Given request |
Convert every line of the records below into a JSON list of strings, one string per line, omitting blank lines.

Materials provided |
--------------------------------------------------
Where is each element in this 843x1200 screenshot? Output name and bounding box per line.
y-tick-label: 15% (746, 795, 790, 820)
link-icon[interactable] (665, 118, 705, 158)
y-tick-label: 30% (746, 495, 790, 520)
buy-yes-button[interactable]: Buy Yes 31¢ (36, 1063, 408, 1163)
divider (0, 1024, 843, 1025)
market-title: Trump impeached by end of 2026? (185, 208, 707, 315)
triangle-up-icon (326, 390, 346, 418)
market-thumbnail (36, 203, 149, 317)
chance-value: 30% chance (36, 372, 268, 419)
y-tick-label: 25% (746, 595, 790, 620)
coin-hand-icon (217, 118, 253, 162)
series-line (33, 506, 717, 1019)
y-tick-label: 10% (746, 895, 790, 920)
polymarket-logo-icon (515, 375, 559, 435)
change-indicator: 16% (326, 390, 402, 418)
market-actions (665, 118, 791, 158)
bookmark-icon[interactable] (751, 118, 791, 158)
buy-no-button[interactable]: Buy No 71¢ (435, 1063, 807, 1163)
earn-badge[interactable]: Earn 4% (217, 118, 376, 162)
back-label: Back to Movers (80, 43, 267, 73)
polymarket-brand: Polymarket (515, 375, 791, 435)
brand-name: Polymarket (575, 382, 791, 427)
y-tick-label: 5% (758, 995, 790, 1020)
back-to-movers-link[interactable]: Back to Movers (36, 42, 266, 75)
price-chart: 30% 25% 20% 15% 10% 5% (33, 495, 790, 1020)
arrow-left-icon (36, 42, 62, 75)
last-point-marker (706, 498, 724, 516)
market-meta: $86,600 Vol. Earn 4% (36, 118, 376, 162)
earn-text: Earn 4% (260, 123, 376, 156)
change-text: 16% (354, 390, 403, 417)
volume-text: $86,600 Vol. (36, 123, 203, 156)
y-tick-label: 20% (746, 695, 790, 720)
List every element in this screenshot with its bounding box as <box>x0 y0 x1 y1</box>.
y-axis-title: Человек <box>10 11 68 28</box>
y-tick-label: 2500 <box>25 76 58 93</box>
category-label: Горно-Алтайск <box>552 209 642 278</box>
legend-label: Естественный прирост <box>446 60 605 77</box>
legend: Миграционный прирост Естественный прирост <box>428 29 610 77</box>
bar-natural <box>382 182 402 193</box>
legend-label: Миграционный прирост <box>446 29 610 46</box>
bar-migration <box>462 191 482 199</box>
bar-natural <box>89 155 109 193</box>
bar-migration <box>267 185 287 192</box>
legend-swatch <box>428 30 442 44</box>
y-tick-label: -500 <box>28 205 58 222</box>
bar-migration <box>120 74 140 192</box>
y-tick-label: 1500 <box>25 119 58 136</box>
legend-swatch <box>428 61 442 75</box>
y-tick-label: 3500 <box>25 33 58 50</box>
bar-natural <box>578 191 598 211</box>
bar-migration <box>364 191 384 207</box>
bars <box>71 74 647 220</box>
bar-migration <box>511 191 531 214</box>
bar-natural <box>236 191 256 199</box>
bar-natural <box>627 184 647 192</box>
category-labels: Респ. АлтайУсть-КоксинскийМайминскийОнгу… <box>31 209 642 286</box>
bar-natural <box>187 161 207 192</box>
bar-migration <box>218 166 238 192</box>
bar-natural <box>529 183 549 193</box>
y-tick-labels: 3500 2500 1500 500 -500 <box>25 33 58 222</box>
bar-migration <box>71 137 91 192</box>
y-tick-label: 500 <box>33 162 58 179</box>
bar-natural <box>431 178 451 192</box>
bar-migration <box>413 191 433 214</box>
--------------------------------------------------
Answer to this exercise |
[
  "Where is each element in this 843x1200 screenshot? Output name and bounding box per line.",
  "y-tick-label: 15% (746, 795, 790, 820)",
  "link-icon[interactable] (665, 118, 705, 158)",
  "y-tick-label: 30% (746, 495, 790, 520)",
  "buy-yes-button[interactable]: Buy Yes 31¢ (36, 1063, 408, 1163)",
  "divider (0, 1024, 843, 1025)",
  "market-title: Trump impeached by end of 2026? (185, 208, 707, 315)",
  "triangle-up-icon (326, 390, 346, 418)",
  "market-thumbnail (36, 203, 149, 317)",
  "chance-value: 30% chance (36, 372, 268, 419)",
  "y-tick-label: 25% (746, 595, 790, 620)",
  "coin-hand-icon (217, 118, 253, 162)",
  "series-line (33, 506, 717, 1019)",
  "y-tick-label: 10% (746, 895, 790, 920)",
  "polymarket-logo-icon (515, 375, 559, 435)",
  "change-indicator: 16% (326, 390, 402, 418)",
  "market-actions (665, 118, 791, 158)",
  "bookmark-icon[interactable] (751, 118, 791, 158)",
  "buy-no-button[interactable]: Buy No 71¢ (435, 1063, 807, 1163)",
  "earn-badge[interactable]: Earn 4% (217, 118, 376, 162)",
  "back-label: Back to Movers (80, 43, 267, 73)",
  "polymarket-brand: Polymarket (515, 375, 791, 435)",
  "brand-name: Polymarket (575, 382, 791, 427)",
  "y-tick-label: 5% (758, 995, 790, 1020)",
  "back-to-movers-link[interactable]: Back to Movers (36, 42, 266, 75)",
  "price-chart: 30% 25% 20% 15% 10% 5% (33, 495, 790, 1020)",
  "arrow-left-icon (36, 42, 62, 75)",
  "last-point-marker (706, 498, 724, 516)",
  "market-meta: $86,600 Vol. Earn 4% (36, 118, 376, 162)",
  "earn-text: Earn 4% (260, 123, 376, 156)",
  "change-text: 16% (354, 390, 403, 417)",
  "volume-text: $86,600 Vol. (36, 123, 203, 156)",
  "y-tick-label: 20% (746, 695, 790, 720)",
  "List every element in this screenshot with its bounding box as <box>x0 y0 x1 y1</box>.",
  "y-axis-title: Человек <box>10 11 68 28</box>",
  "y-tick-label: 2500 <box>25 76 58 93</box>",
  "category-label: Горно-Алтайск <box>552 209 642 278</box>",
  "legend-label: Естественный прирост <box>446 60 605 77</box>",
  "legend: Миграционный прирост Естественный прирост <box>428 29 610 77</box>",
  "bar-natural <box>382 182 402 193</box>",
  "legend-label: Миграционный прирост <box>446 29 610 46</box>",
  "bar-migration <box>462 191 482 199</box>",
  "bar-natural <box>89 155 109 193</box>",
  "bar-migration <box>267 185 287 192</box>",
  "legend-swatch <box>428 30 442 44</box>",
  "y-tick-label: -500 <box>28 205 58 222</box>",
  "bar-migration <box>120 74 140 192</box>",
  "y-tick-label: 1500 <box>25 119 58 136</box>",
  "legend-swatch <box>428 61 442 75</box>",
  "y-tick-label: 3500 <box>25 33 58 50</box>",
  "bar-natural <box>578 191 598 211</box>",
  "bar-migration <box>364 191 384 207</box>",
  "bars <box>71 74 647 220</box>",
  "bar-migration <box>511 191 531 214</box>",
  "bar-natural <box>236 191 256 199</box>",
  "bar-natural <box>627 184 647 192</box>",
  "category-labels: Респ. АлтайУсть-КоксинскийМайминскийОнгу… <box>31 209 642 286</box>",
  "bar-natural <box>187 161 207 192</box>",
  "bar-migration <box>218 166 238 192</box>",
  "bar-natural <box>529 183 549 193</box>",
  "y-tick-labels: 3500 2500 1500 500 -500 <box>25 33 58 222</box>",
  "bar-migration <box>71 137 91 192</box>",
  "y-tick-label: 500 <box>33 162 58 179</box>",
  "bar-natural <box>431 178 451 192</box>",
  "bar-migration <box>413 191 433 214</box>"
]